## Provided records
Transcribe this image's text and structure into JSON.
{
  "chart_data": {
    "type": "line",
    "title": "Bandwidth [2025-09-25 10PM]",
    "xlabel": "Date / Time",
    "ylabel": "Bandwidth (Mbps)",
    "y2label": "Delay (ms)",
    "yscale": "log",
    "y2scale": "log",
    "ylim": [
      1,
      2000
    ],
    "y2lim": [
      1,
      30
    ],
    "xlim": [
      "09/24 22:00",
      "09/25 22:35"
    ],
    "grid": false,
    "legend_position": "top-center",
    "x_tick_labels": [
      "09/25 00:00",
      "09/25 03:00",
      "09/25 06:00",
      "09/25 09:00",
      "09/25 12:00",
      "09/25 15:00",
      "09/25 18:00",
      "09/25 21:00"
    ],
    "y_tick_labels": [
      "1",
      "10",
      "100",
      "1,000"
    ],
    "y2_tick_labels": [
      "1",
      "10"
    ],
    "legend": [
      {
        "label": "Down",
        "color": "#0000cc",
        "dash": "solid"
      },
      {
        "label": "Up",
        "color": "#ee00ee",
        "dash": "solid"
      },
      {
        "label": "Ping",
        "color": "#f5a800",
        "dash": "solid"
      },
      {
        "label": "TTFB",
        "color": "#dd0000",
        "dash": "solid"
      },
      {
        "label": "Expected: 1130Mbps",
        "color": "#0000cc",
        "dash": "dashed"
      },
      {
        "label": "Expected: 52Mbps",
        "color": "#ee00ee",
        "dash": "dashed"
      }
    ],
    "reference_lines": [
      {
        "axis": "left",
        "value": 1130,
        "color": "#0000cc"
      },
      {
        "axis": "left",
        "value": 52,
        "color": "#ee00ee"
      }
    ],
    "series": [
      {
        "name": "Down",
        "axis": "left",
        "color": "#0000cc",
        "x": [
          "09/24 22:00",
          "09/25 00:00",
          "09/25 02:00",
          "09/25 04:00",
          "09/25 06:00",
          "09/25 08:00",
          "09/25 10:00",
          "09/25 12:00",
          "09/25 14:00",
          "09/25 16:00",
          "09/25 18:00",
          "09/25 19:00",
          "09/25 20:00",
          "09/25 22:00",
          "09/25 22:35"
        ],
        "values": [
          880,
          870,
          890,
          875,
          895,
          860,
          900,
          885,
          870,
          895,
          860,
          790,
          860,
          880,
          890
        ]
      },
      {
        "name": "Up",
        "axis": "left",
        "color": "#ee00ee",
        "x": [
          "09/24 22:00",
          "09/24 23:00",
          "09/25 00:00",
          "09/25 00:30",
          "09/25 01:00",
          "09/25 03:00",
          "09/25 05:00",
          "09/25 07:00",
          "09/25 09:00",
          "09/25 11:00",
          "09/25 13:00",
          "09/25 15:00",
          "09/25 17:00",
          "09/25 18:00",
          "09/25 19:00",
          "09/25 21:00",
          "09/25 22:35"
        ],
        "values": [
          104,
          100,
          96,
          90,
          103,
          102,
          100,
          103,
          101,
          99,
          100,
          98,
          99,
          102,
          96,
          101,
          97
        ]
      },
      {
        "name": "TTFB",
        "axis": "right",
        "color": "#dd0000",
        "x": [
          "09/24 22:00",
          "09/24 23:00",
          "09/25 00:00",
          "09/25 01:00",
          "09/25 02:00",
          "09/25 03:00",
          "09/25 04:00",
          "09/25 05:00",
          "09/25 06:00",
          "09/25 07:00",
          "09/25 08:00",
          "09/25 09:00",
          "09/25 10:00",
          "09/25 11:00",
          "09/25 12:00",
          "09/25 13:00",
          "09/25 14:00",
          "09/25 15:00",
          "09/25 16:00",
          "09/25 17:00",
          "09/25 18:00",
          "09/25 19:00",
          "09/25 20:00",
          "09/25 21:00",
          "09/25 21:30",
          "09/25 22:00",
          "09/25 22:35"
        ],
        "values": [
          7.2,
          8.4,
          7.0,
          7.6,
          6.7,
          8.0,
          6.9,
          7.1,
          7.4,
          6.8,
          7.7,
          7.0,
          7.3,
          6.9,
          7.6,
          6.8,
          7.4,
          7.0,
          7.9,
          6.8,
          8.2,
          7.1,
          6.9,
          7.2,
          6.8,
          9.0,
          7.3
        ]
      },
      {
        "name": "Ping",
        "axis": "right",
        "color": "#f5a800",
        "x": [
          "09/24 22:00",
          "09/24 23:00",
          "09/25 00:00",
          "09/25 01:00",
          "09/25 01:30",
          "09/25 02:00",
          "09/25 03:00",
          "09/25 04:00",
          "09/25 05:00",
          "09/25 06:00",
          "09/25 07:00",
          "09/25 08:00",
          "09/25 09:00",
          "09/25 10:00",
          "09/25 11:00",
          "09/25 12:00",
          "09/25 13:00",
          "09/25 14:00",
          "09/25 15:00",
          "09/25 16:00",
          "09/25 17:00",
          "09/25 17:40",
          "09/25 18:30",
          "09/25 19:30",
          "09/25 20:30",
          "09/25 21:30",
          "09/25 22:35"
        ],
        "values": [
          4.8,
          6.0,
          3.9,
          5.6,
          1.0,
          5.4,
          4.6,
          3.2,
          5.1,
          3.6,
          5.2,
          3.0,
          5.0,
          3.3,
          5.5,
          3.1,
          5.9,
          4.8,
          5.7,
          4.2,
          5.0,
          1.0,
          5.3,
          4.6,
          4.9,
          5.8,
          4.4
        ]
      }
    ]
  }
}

## Directive
Reproduce all of the material above word for word.

## Task output
Transcribe this image's text and structure into JSON.
{
  "chart_data": {
    "type": "line",
    "title": "Bandwidth [2025-09-25 10PM]",
    "xlabel": "Date / Time",
    "ylabel": "Bandwidth (Mbps)",
    "y2label": "Delay (ms)",
    "yscale": "log",
    "y2scale": "log",
    "ylim": [
      1,
      2000
    ],
    "y2lim": [
      1,
      30
    ],
    "xlim": [
      "09/24 22:00",
      "09/25 22:35"
    ],
    "grid": false,
    "legend_position": "top-center",
    "x_tick_labels": [
      "09/25 00:00",
      "09/25 03:00",
      "09/25 06:00",
      "09/25 09:00",
      "09/25 12:00",
      "09/25 15:00",
      "09/25 18:00",
      "09/25 21:00"
    ],
    "y_tick_labels": [
      "1",
      "10",
      "100",
      "1,000"
    ],
    "y2_tick_labels": [
      "1",
      "10"
    ],
    "legend": [
      {
        "label": "Down",
        "color": "#0000cc",
        "dash": "solid"
      },
      {
        "label": "Up",
        "color": "#ee00ee",
        "dash": "solid"
      },
      {
        "label": "Ping",
        "color": "#f5a800",
        "dash": "solid"
      },
      {
        "label": "TTFB",
        "color": "#dd0000",
        "dash": "solid"
      },
      {
        "label": "Expected: 1130Mbps",
        "color": "#0000cc",
        "dash": "dashed"
      },
      {
        "label": "Expected: 52Mbps",
        "color": "#ee00ee",
        "dash": "dashed"
      }
    ],
    "reference_lines": [
      {
        "axis": "left",
        "value": 1130,
        "color": "#0000cc"
      },
      {
        "axis": "left",
        "value": 52,
        "color": "#ee00ee"
      }
    ],
    "series": [
      {
        "name": "Down",
        "axis": "left",
        "color": "#0000cc",
        "x": [
          "09/24 22:00",
          "09/25 00:00",
          "09/25 02:00",
          "09/25 04:00",
          "09/25 06:00",
          "09/25 08:00",
          "09/25 10:00",
          "09/25 12:00",
          "09/25 14:00",
          "09/25 16:00",
          "09/25 18:00",
          "09/25 19:00",
          "09/25 20:00",
          "09/25 22:00",
          "09/25 22:35"
        ],
        "values": [
          880,
          870,
          890,
          875,
          895,
          860,
          900,
          885,
          870,
          895,
          860,
          790,
          860,
          880,
          890
        ]
      },
      {
        "name": "Up",
        "axis": "left",
        "color": "#ee00ee",
        "x": [
          "09/24 22:00",
          "09/24 23:00",
          "09/25 00:00",
          "09/25 00:30",
          "09/25 01:00",
          "09/25 03:00",
          "09/25 05:00",
          "09/25 07:00",
          "09/25 09:00",
          "09/25 11:00",
          "09/25 13:00",
          "09/25 15:00",
          "09/25 17:00",
          "09/25 18:00",
          "09/25 19:00",
          "09/25 21:00",
          "09/25 22:35"
        ],
        "values": [
          104,
          100,
          96,
          90,
          103,
          102,
          100,
          103,
          101,
          99,
          100,
          98,
          99,
          102,
          96,
          101,
          97
        ]
      },
      {
        "name": "TTFB",
        "axis": "right",
        "color": "#dd0000",
        "x": [
          "09/24 22:00",
          "09/24 23:00",
          "09/25 00:00",
          "09/25 01:00",
          "09/25 02:00",
          "09/25 03:00",
          "09/25 04:00",
          "09/25 05:00",
          "09/25 06:00",
          "09/25 07:00",
          "09/25 08:00",
          "09/25 09:00",
          "09/25 10:00",
          "09/25 11:00",
          "09/25 12:00",
          "09/25 13:00",
          "09/25 14:00",
          "09/25 15:00",
          "09/25 16:00",
          "09/25 17:00",
          "09/25 18:00",
          "09/25 19:00",
          "09/25 20:00",
          "09/25 21:00",
          "09/25 21:30",
          "09/25 22:00",
          "09/25 22:35"
        ],
        "values": [
          7.2,
          8.4,
          7.0,
          7.6,
          6.7,
          8.0,
          6.9,
          7.1,
          7.4,
          6.8,
          7.7,
          7.0,
          7.3,
          6.9,
          7.6,
          6.8,
          7.4,
          7.0,
          7.9,
          6.8,
          8.2,
          7.1,
          6.9,
          7.2,
          6.8,
          9.0,
          7.3
        ]
      },
      {
        "name": "Ping",
        "axis": "right",
        "color": "#f5a800",
        "x": [
          "09/24 22:00",
          "09/24 23:00",
          "09/25 00:00",
          "09/25 01:00",
          "09/25 01:30",
          "09/25 02:00",
          "09/25 03:00",
          "09/25 04:00",
          "09/25 05:00",
          "09/25 06:00",
          "09/25 07:00",
          "09/25 08:00",
          "09/25 09:00",
          "09/25 10:00",
          "09/25 11:00",
          "09/25 12:00",
          "09/25 13:00",
          "09/25 14:00",
          "09/25 15:00",
          "09/25 16:00",
          "09/25 17:00",
          "09/25 17:40",
          "09/25 18:30",
          "09/25 19:30",
          "09/25 20:30",
          "09/25 21:30",
          "09/25 22:35"
        ],
        "values": [
          4.8,
          6.0,
          3.9,
          5.6,
          1.0,
          5.4,
          4.6,
          3.2,
          5.1,
          3.6,
          5.2,
          3.0,
          5.0,
          3.3,
          5.5,
          3.1,
          5.9,
          4.8,
          5.7,
          4.2,
          5.0,
          1.0,
          5.3,
          4.6,
          4.9,
          5.8,
          4.4
        ]
      }
    ]
  }
}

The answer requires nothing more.